Raw records:
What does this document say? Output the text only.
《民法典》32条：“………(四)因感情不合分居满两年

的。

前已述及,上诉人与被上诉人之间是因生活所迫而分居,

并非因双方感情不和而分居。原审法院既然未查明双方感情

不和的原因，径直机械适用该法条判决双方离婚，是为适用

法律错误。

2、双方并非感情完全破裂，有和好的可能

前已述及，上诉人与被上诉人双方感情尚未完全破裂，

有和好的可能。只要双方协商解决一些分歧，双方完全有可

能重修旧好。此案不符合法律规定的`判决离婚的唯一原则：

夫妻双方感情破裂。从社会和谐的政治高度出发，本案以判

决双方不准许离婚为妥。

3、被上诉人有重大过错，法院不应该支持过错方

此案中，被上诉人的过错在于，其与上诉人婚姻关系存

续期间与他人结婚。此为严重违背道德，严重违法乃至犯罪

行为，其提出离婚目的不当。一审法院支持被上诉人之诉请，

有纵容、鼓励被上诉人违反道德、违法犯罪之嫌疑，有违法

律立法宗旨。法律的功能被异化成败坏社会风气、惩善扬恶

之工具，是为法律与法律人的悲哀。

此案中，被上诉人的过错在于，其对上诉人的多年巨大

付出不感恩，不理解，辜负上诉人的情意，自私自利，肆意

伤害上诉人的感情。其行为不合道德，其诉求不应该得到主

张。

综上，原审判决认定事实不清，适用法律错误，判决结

# Brief:
Retype all of the material, keeping each line exact.

# Correct result:
What does this document say? Output the text only.
《民法典》32条：“………(四)因感情不合分居满两年

的。

前已述及,上诉人与被上诉人之间是因生活所迫而分居,

并非因双方感情不和而分居。原审法院既然未查明双方感情

不和的原因，径直机械适用该法条判决双方离婚，是为适用

法律错误。

2、双方并非感情完全破裂，有和好的可能

前已述及，上诉人与被上诉人双方感情尚未完全破裂，

有和好的可能。只要双方协商解决一些分歧，双方完全有可

能重修旧好。此案不符合法律规定的`判决离婚的唯一原则：

夫妻双方感情破裂。从社会和谐的政治高度出发，本案以判

决双方不准许离婚为妥。

3、被上诉人有重大过错，法院不应该支持过错方

此案中，被上诉人的过错在于，其与上诉人婚姻关系存

续期间与他人结婚。此为严重违背道德，严重违法乃至犯罪

行为，其提出离婚目的不当。一审法院支持被上诉人之诉请，

有纵容、鼓励被上诉人违反道德、违法犯罪之嫌疑，有违法

律立法宗旨。法律的功能被异化成败坏社会风气、惩善扬恶

之工具，是为法律与法律人的悲哀。

此案中，被上诉人的过错在于，其对上诉人的多年巨大

付出不感恩，不理解，辜负上诉人的情意，自私自利，肆意

伤害上诉人的感情。其行为不合道德，其诉求不应该得到主

张。

综上，原审判决认定事实不清，适用法律错误，判决结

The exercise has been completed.